[Start Provided data]

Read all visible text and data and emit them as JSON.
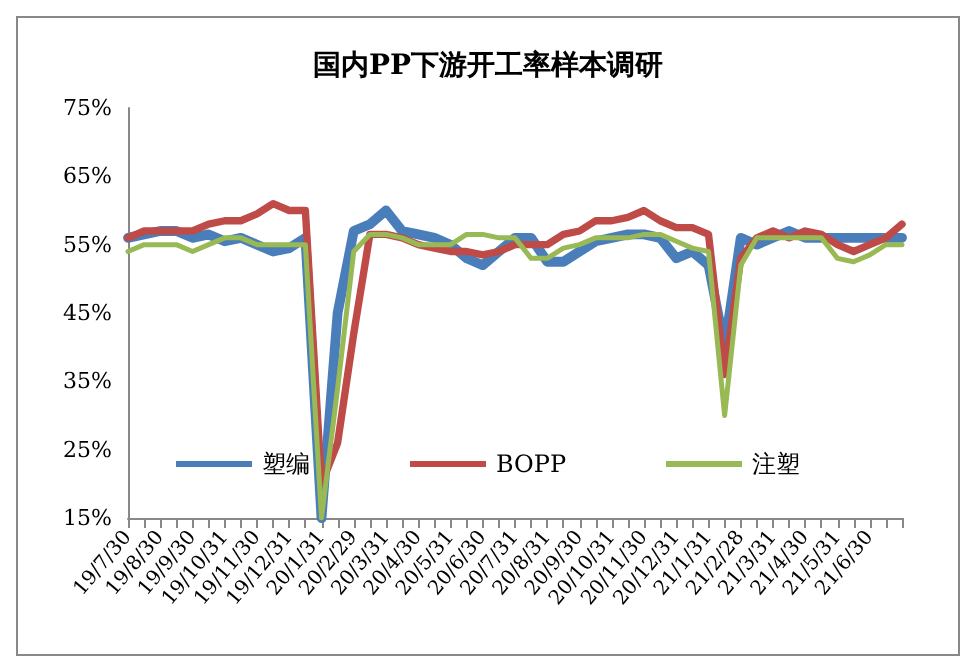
{
  "chart_data": {
    "type": "line",
    "title": "国内PP下游开工率样本调研",
    "categories": [
      "19/7/30",
      null,
      "19/8/30",
      null,
      "19/9/30",
      null,
      "19/10/31",
      null,
      "19/11/30",
      null,
      "19/12/31",
      null,
      "20/1/31",
      null,
      "20/2/29",
      null,
      "20/3/31",
      null,
      "20/4/30",
      null,
      "20/5/31",
      null,
      "20/6/30",
      null,
      "20/7/31",
      null,
      "20/8/31",
      null,
      "20/9/30",
      null,
      "20/10/31",
      null,
      "20/11/30",
      null,
      "20/12/31",
      null,
      "21/1/31",
      null,
      "21/2/28",
      null,
      "21/3/31",
      null,
      "21/4/30",
      null,
      "21/5/31",
      null,
      "21/6/30",
      null,
      null
    ],
    "series": [
      {
        "name": "塑编",
        "color": "#4a7ebb",
        "values": [
          56,
          56.5,
          57,
          57,
          56,
          56.5,
          55.5,
          56,
          55,
          54,
          54.5,
          56,
          15,
          45,
          57,
          58,
          60,
          57,
          56.5,
          56,
          55,
          53,
          52,
          54,
          56,
          56,
          52.5,
          52.5,
          54,
          55.5,
          56,
          56.5,
          56.5,
          56,
          53,
          54,
          52,
          40,
          56,
          55,
          56,
          57,
          56,
          56,
          56,
          56,
          56,
          56,
          56
        ]
      },
      {
        "name": "BOPP",
        "color": "#be4b48",
        "values": [
          56,
          57,
          57,
          57,
          57,
          58,
          58.5,
          58.5,
          59.5,
          61,
          60,
          60,
          20,
          26,
          42,
          56.5,
          56.5,
          56,
          55,
          54.5,
          54,
          54,
          53.5,
          54,
          55,
          55,
          55,
          56.5,
          57,
          58.5,
          58.5,
          59,
          60,
          58.5,
          57.5,
          57.5,
          56.5,
          36,
          53,
          56,
          57,
          56,
          57,
          56.5,
          55,
          54,
          55,
          56,
          58
        ]
      },
      {
        "name": "注塑",
        "color": "#98b954",
        "values": [
          54,
          55,
          55,
          55,
          54,
          55,
          56,
          56,
          55,
          55,
          55,
          55,
          15,
          34,
          54,
          56.5,
          56.5,
          56,
          55,
          55,
          55,
          56.5,
          56.5,
          56,
          56,
          53,
          53,
          54.5,
          55,
          56,
          56,
          56,
          56.5,
          56.5,
          55.5,
          54.5,
          54,
          30,
          52,
          56,
          56,
          56,
          56,
          56,
          53,
          52.5,
          53.5,
          55,
          55
        ]
      }
    ],
    "ylim": [
      15,
      75
    ],
    "yticks": [
      {
        "value": 15,
        "label": "15%"
      },
      {
        "value": 25,
        "label": "25%"
      },
      {
        "value": 35,
        "label": "35%"
      },
      {
        "value": 45,
        "label": "45%"
      },
      {
        "value": 55,
        "label": "55%"
      },
      {
        "value": 65,
        "label": "65%"
      },
      {
        "value": 75,
        "label": "75%"
      }
    ],
    "grid": false,
    "legend": "bottom",
    "marker": "none",
    "line_style": "solid"
  }
}
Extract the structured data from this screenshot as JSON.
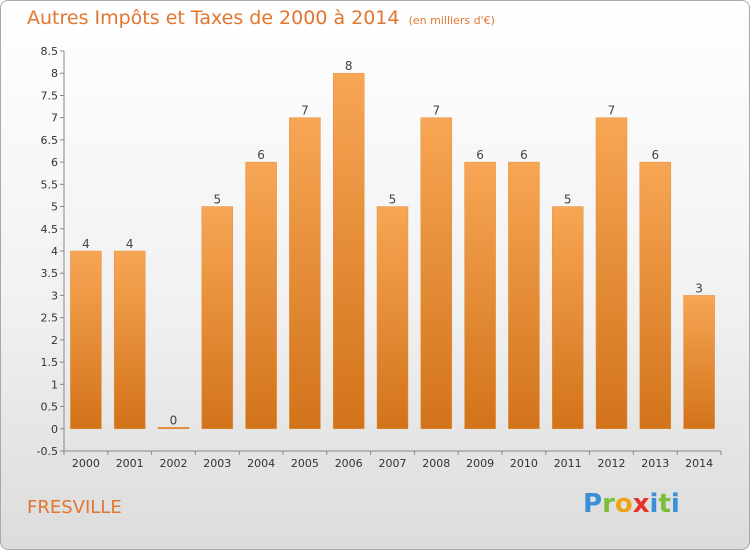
{
  "title": "Autres Impôts et Taxes de 2000 à 2014",
  "subtitle": "(en milliers d'€)",
  "commune": "FRESVILLE",
  "logo": {
    "letters": [
      "P",
      "r",
      "o",
      "x",
      "i",
      "t",
      "i"
    ],
    "colors": [
      "#3a8fd6",
      "#7cbe3a",
      "#f0a318",
      "#e4322b",
      "#3a8fd6",
      "#7cbe3a",
      "#3a8fd6"
    ]
  },
  "colors": {
    "bar_top": "#f7a655",
    "bar_bottom": "#d2731a",
    "title": "#e2762f",
    "axis": "#888888"
  },
  "chart_data": {
    "type": "bar",
    "categories": [
      "2000",
      "2001",
      "2002",
      "2003",
      "2004",
      "2005",
      "2006",
      "2007",
      "2008",
      "2009",
      "2010",
      "2011",
      "2012",
      "2013",
      "2014"
    ],
    "values": [
      4,
      4,
      0,
      5,
      6,
      7,
      8,
      5,
      7,
      6,
      6,
      5,
      7,
      6,
      3
    ],
    "data_labels": [
      "4",
      "4",
      "0",
      "5",
      "6",
      "7",
      "8",
      "5",
      "7",
      "6",
      "6",
      "5",
      "7",
      "6",
      "3"
    ],
    "title": "Autres Impôts et Taxes de 2000 à 2014",
    "xlabel": "",
    "ylabel": "",
    "ylim": [
      -0.5,
      8.5
    ],
    "y_ticks": [
      "-0.5",
      "0",
      "0.5",
      "1",
      "1.5",
      "2",
      "2.5",
      "3",
      "3.5",
      "4",
      "4.5",
      "5",
      "5.5",
      "6",
      "6.5",
      "7",
      "7.5",
      "8",
      "8.5"
    ],
    "y_tick_values": [
      -0.5,
      0,
      0.5,
      1,
      1.5,
      2,
      2.5,
      3,
      3.5,
      4,
      4.5,
      5,
      5.5,
      6,
      6.5,
      7,
      7.5,
      8,
      8.5
    ],
    "grid": false
  }
}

[End Provided data]

Requirement: Reproduce each record from above exactly; pictures do not belong in the copy.

Solution to this task:
Read all visible text and data and emit them as JSON.
{
  "chart_data": {
    "type": "line",
    "title": "国内PP下游开工率样本调研",
    "categories": [
      "19/7/30",
      null,
      "19/8/30",
      null,
      "19/9/30",
      null,
      "19/10/31",
      null,
      "19/11/30",
      null,
      "19/12/31",
      null,
      "20/1/31",
      null,
      "20/2/29",
      null,
      "20/3/31",
      null,
      "20/4/30",
      null,
      "20/5/31",
      null,
      "20/6/30",
      null,
      "20/7/31",
      null,
      "20/8/31",
      null,
      "20/9/30",
      null,
      "20/10/31",
      null,
      "20/11/30",
      null,
      "20/12/31",
      null,
      "21/1/31",
      null,
      "21/2/28",
      null,
      "21/3/31",
      null,
      "21/4/30",
      null,
      "21/5/31",
      null,
      "21/6/30",
      null,
      null
    ],
    "series": [
      {
        "name": "塑编",
        "color": "#4a7ebb",
        "values": [
          56,
          56.5,
          57,
          57,
          56,
          56.5,
          55.5,
          56,
          55,
          54,
          54.5,
          56,
          15,
          45,
          57,
          58,
          60,
          57,
          56.5,
          56,
          55,
          53,
          52,
          54,
          56,
          56,
          52.5,
          52.5,
          54,
          55.5,
          56,
          56.5,
          56.5,
          56,
          53,
          54,
          52,
          40,
          56,
          55,
          56,
          57,
          56,
          56,
          56,
          56,
          56,
          56,
          56
        ]
      },
      {
        "name": "BOPP",
        "color": "#be4b48",
        "values": [
          56,
          57,
          57,
          57,
          57,
          58,
          58.5,
          58.5,
          59.5,
          61,
          60,
          60,
          20,
          26,
          42,
          56.5,
          56.5,
          56,
          55,
          54.5,
          54,
          54,
          53.5,
          54,
          55,
          55,
          55,
          56.5,
          57,
          58.5,
          58.5,
          59,
          60,
          58.5,
          57.5,
          57.5,
          56.5,
          36,
          53,
          56,
          57,
          56,
          57,
          56.5,
          55,
          54,
          55,
          56,
          58
        ]
      },
      {
        "name": "注塑",
        "color": "#98b954",
        "values": [
          54,
          55,
          55,
          55,
          54,
          55,
          56,
          56,
          55,
          55,
          55,
          55,
          15,
          34,
          54,
          56.5,
          56.5,
          56,
          55,
          55,
          55,
          56.5,
          56.5,
          56,
          56,
          53,
          53,
          54.5,
          55,
          56,
          56,
          56,
          56.5,
          56.5,
          55.5,
          54.5,
          54,
          30,
          52,
          56,
          56,
          56,
          56,
          56,
          53,
          52.5,
          53.5,
          55,
          55
        ]
      }
    ],
    "ylim": [
      15,
      75
    ],
    "yticks": [
      {
        "value": 15,
        "label": "15%"
      },
      {
        "value": 25,
        "label": "25%"
      },
      {
        "value": 35,
        "label": "35%"
      },
      {
        "value": 45,
        "label": "45%"
      },
      {
        "value": 55,
        "label": "55%"
      },
      {
        "value": 65,
        "label": "65%"
      },
      {
        "value": 75,
        "label": "75%"
      }
    ],
    "grid": false,
    "legend": "bottom",
    "marker": "none",
    "line_style": "solid"
  }
}
Extract the structured data from this screenshot as JSON.
{
  "title": "Autres Impôts et Taxes de 2000 à 2014",
  "subtitle": "(en milliers d'€)",
  "commune": "FRESVILLE",
  "logo": {
    "letters": [
      "P",
      "r",
      "o",
      "x",
      "i",
      "t",
      "i"
    ],
    "colors": [
      "#3a8fd6",
      "#7cbe3a",
      "#f0a318",
      "#e4322b",
      "#3a8fd6",
      "#7cbe3a",
      "#3a8fd6"
    ]
  },
  "colors": {
    "bar_top": "#f7a655",
    "bar_bottom": "#d2731a",
    "title": "#e2762f",
    "axis": "#888888"
  },
  "chart_data": {
    "type": "bar",
    "categories": [
      "2000",
      "2001",
      "2002",
      "2003",
      "2004",
      "2005",
      "2006",
      "2007",
      "2008",
      "2009",
      "2010",
      "2011",
      "2012",
      "2013",
      "2014"
    ],
    "values": [
      4,
      4,
      0,
      5,
      6,
      7,
      8,
      5,
      7,
      6,
      6,
      5,
      7,
      6,
      3
    ],
    "data_labels": [
      "4",
      "4",
      "0",
      "5",
      "6",
      "7",
      "8",
      "5",
      "7",
      "6",
      "6",
      "5",
      "7",
      "6",
      "3"
    ],
    "title": "Autres Impôts et Taxes de 2000 à 2014",
    "xlabel": "",
    "ylabel": "",
    "ylim": [
      -0.5,
      8.5
    ],
    "y_ticks": [
      "-0.5",
      "0",
      "0.5",
      "1",
      "1.5",
      "2",
      "2.5",
      "3",
      "3.5",
      "4",
      "4.5",
      "5",
      "5.5",
      "6",
      "6.5",
      "7",
      "7.5",
      "8",
      "8.5"
    ],
    "y_tick_values": [
      -0.5,
      0,
      0.5,
      1,
      1.5,
      2,
      2.5,
      3,
      3.5,
      4,
      4.5,
      5,
      5.5,
      6,
      6.5,
      7,
      7.5,
      8,
      8.5
    ],
    "grid": false
  }
}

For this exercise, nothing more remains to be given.